RECORDS TO PROCESS:

■ ■ ■ ■

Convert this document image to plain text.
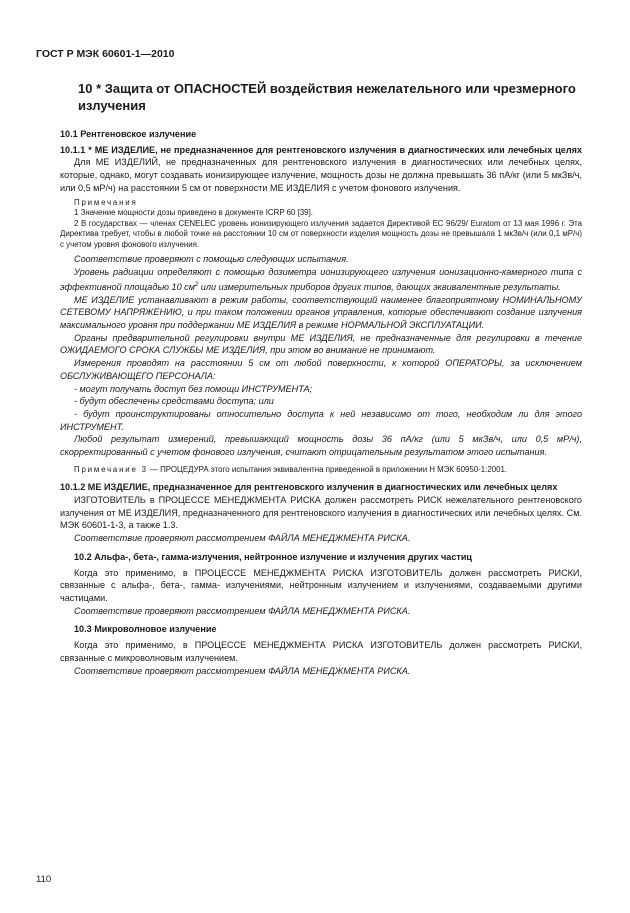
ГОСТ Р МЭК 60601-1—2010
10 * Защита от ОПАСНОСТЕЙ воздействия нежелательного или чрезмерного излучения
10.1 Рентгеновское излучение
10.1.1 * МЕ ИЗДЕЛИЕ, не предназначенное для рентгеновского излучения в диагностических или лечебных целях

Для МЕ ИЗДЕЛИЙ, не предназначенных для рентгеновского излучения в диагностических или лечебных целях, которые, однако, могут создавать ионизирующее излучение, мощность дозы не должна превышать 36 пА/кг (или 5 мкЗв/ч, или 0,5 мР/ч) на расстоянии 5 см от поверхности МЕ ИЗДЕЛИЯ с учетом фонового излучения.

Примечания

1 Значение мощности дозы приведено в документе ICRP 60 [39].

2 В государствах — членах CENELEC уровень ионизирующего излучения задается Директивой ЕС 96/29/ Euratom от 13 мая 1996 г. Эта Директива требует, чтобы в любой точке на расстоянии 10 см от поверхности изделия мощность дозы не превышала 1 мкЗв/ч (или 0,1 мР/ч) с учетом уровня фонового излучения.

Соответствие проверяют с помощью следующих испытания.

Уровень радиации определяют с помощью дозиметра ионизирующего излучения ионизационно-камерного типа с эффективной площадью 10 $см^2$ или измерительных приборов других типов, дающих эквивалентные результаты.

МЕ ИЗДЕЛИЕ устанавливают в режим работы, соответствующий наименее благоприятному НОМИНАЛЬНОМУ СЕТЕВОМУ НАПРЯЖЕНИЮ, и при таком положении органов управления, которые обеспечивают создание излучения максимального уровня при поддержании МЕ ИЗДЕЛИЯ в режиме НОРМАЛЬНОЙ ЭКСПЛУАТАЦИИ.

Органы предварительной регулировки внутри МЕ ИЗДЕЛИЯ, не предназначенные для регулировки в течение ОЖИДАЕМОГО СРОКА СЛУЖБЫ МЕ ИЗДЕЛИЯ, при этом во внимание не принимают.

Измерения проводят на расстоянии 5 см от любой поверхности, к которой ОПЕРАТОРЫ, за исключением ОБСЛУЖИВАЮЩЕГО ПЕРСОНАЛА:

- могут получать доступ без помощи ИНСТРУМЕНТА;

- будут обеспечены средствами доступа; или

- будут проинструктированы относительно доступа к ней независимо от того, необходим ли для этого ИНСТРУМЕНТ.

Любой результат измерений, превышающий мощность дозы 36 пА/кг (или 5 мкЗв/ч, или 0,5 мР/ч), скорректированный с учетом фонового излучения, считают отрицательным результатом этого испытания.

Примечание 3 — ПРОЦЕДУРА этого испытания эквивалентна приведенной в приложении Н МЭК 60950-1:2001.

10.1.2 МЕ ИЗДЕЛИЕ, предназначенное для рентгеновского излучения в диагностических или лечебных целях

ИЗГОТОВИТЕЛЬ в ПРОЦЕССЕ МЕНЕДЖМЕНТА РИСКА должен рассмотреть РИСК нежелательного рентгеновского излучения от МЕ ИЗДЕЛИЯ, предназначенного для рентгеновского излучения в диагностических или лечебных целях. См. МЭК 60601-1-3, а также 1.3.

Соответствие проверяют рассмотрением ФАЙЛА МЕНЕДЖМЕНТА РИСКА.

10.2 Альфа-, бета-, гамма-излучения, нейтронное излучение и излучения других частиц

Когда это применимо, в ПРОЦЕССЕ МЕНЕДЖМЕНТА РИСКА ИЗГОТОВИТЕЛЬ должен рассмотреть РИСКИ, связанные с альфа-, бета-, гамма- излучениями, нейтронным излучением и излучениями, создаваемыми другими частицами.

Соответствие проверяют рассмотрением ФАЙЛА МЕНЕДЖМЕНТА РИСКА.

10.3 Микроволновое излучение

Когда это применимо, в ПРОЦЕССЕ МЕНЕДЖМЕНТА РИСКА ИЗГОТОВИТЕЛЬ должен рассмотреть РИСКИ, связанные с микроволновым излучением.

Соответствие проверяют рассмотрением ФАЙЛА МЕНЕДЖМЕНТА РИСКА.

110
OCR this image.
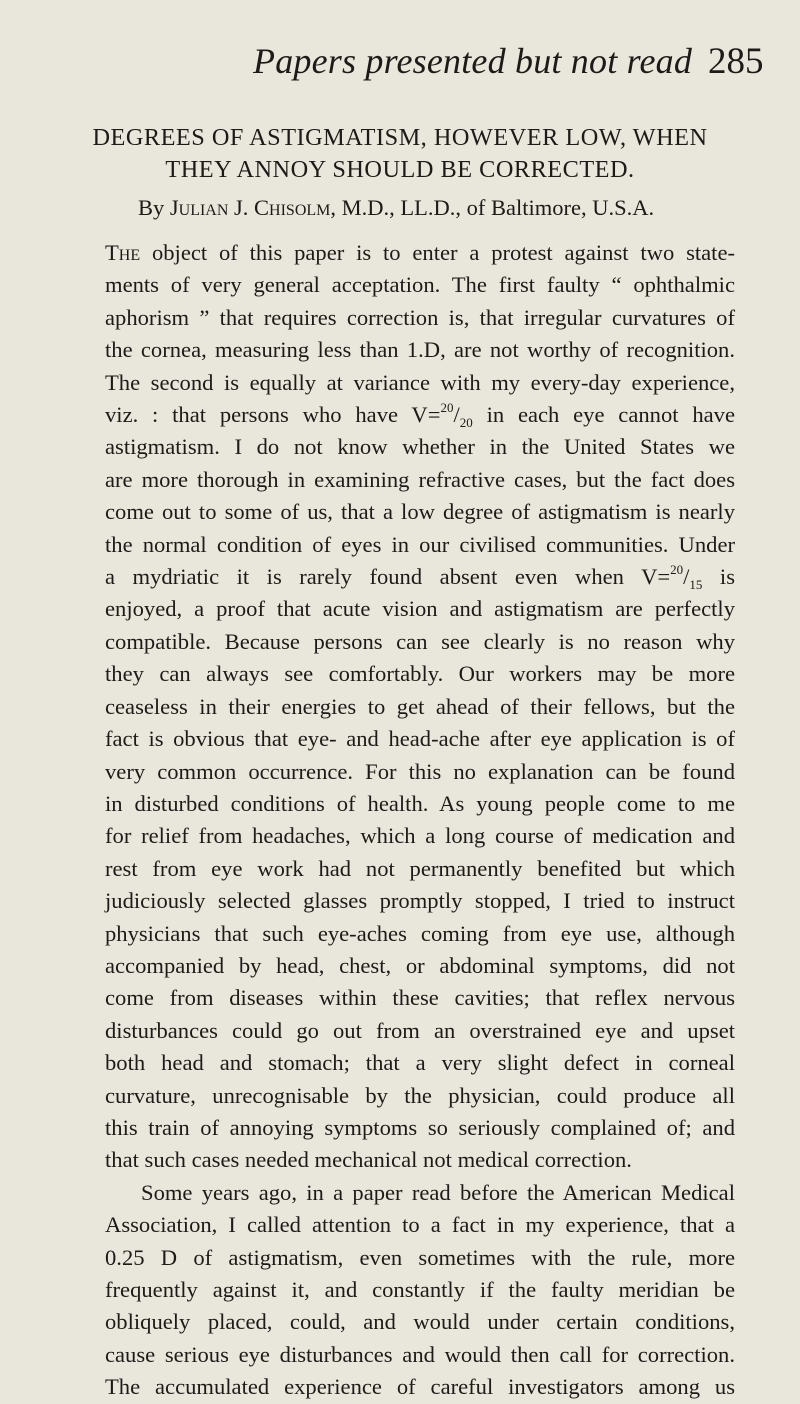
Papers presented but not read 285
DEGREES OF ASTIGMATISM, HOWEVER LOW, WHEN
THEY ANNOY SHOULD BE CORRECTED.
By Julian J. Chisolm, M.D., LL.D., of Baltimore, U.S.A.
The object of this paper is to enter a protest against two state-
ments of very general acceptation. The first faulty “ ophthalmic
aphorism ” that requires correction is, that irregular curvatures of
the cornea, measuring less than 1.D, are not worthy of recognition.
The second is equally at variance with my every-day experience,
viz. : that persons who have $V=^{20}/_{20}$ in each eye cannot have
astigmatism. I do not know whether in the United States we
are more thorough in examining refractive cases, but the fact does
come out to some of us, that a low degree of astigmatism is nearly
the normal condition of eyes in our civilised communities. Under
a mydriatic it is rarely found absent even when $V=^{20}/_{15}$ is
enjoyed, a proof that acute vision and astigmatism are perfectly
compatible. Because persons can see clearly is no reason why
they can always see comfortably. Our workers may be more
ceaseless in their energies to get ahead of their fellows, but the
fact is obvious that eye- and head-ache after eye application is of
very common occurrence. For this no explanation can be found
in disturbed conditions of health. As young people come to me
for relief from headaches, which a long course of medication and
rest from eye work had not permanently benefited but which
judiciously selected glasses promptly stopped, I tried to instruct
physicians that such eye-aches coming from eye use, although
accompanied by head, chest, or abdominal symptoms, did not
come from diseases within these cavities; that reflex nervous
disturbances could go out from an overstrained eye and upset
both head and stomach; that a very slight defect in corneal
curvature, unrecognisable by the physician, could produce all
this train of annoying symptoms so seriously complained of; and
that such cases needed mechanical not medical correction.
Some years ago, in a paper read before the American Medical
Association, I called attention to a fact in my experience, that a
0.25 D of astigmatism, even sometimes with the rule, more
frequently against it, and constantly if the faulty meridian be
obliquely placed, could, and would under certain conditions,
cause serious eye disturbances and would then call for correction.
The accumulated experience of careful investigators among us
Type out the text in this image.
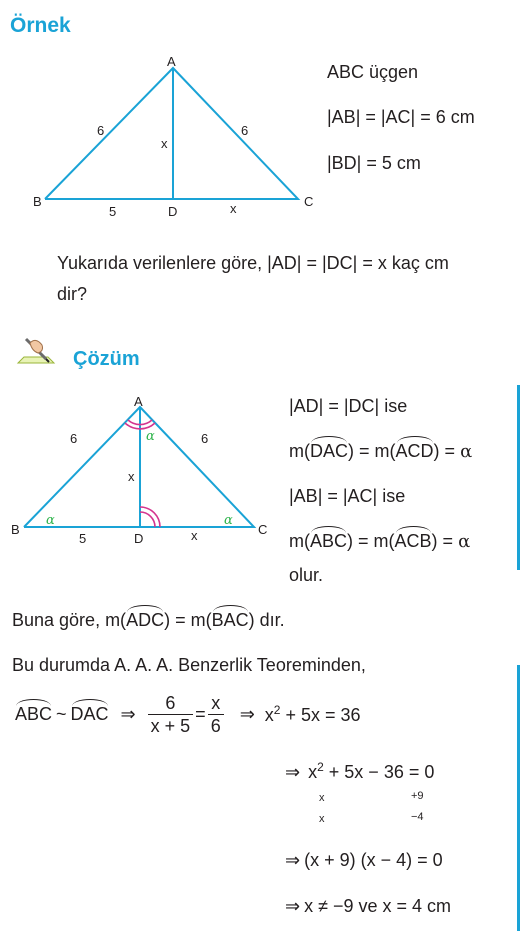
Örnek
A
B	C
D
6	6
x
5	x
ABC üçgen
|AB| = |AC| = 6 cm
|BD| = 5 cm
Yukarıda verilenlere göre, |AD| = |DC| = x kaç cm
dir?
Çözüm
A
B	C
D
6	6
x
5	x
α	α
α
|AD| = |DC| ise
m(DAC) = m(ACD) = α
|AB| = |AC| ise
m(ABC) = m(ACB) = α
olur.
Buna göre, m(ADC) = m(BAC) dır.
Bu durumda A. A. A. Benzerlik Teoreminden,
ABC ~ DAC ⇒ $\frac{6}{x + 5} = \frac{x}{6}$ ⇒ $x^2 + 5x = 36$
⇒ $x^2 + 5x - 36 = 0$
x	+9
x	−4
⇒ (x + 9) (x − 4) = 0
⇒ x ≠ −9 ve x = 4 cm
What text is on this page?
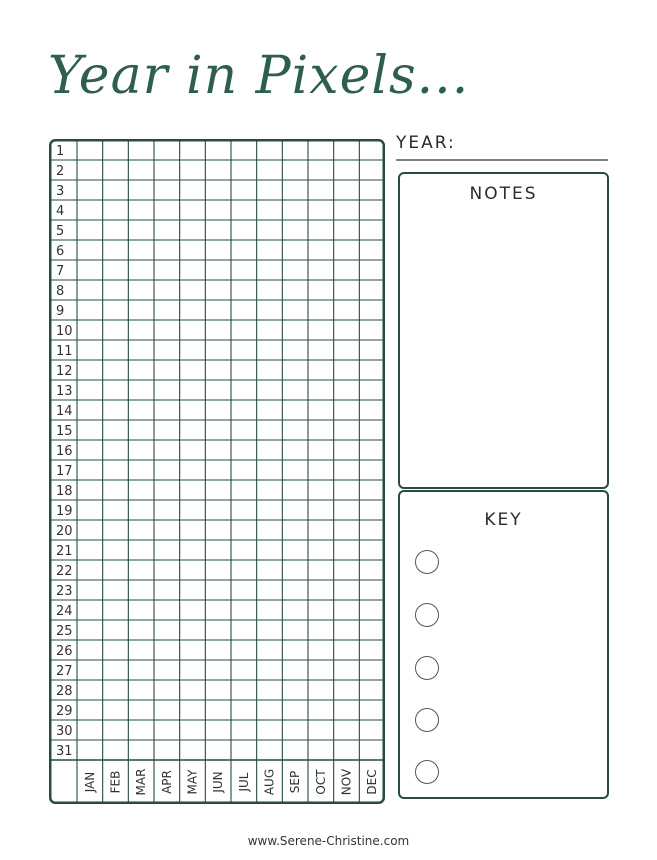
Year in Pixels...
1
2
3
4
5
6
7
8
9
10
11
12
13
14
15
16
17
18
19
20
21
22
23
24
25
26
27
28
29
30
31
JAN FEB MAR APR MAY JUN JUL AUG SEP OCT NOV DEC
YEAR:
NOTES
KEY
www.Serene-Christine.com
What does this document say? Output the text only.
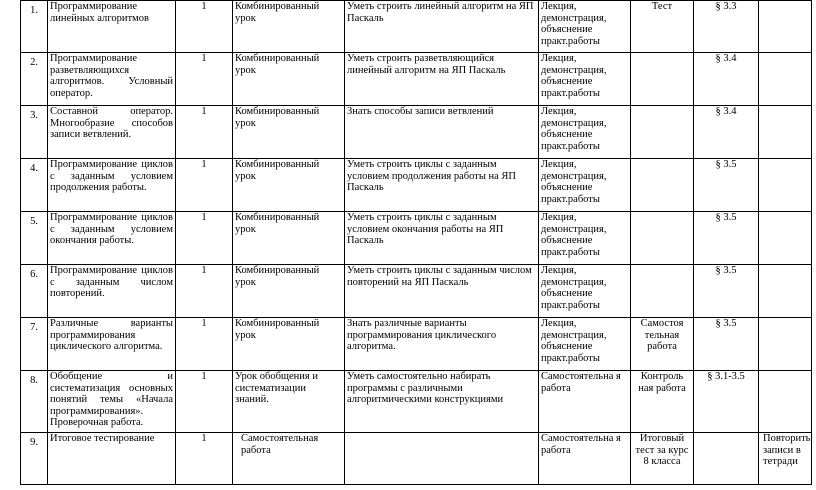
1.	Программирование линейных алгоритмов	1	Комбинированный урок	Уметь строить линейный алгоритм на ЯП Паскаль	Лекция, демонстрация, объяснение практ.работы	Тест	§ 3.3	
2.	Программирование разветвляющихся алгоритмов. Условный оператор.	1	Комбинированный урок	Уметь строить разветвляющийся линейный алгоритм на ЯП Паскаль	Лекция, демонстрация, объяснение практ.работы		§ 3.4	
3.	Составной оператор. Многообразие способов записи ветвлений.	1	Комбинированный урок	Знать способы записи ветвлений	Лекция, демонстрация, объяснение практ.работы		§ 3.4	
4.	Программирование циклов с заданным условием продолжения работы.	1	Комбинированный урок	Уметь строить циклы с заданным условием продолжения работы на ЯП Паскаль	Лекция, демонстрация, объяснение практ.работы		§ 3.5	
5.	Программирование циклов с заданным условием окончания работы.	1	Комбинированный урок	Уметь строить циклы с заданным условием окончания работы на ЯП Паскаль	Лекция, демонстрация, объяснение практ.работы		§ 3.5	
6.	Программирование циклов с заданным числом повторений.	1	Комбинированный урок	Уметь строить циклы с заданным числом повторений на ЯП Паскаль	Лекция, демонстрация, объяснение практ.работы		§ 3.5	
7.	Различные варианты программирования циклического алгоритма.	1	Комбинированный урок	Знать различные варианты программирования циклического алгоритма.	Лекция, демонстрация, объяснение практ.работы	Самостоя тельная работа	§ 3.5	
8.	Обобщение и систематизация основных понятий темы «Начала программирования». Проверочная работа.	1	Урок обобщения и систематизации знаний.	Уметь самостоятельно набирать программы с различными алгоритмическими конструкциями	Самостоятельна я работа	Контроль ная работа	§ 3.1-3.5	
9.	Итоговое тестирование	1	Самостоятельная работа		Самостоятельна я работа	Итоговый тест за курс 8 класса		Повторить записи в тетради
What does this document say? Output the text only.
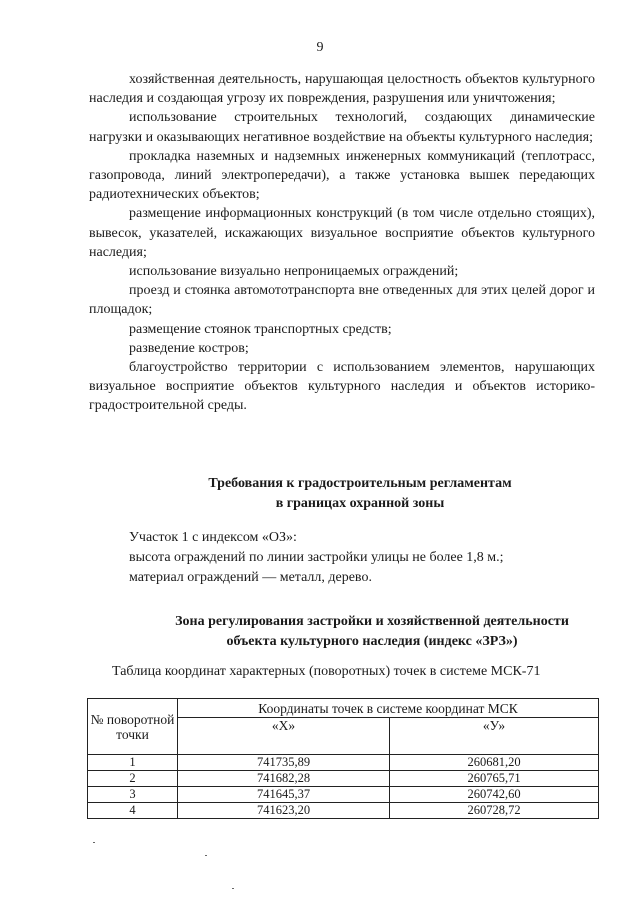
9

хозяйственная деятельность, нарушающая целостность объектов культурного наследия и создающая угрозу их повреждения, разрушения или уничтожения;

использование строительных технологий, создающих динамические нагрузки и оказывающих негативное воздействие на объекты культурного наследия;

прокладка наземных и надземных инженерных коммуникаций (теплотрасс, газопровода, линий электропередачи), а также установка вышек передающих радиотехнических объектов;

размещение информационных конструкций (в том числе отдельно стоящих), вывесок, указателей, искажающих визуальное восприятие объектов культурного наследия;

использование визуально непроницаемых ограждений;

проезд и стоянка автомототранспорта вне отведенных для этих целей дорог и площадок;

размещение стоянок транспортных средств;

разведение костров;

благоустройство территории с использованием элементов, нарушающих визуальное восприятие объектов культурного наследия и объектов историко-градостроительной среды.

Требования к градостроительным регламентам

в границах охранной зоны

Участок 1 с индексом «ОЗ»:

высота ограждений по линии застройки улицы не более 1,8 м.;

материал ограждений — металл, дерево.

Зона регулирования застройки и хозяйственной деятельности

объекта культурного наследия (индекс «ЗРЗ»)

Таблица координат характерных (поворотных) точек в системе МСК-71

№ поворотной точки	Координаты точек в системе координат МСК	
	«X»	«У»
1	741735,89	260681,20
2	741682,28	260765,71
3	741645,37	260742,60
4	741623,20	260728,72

■ ■ ■ ■

GOAL OF THE EXERCISE:
Count how many lines contain "визуальное" and give only that count.

FINAL RESULT:
2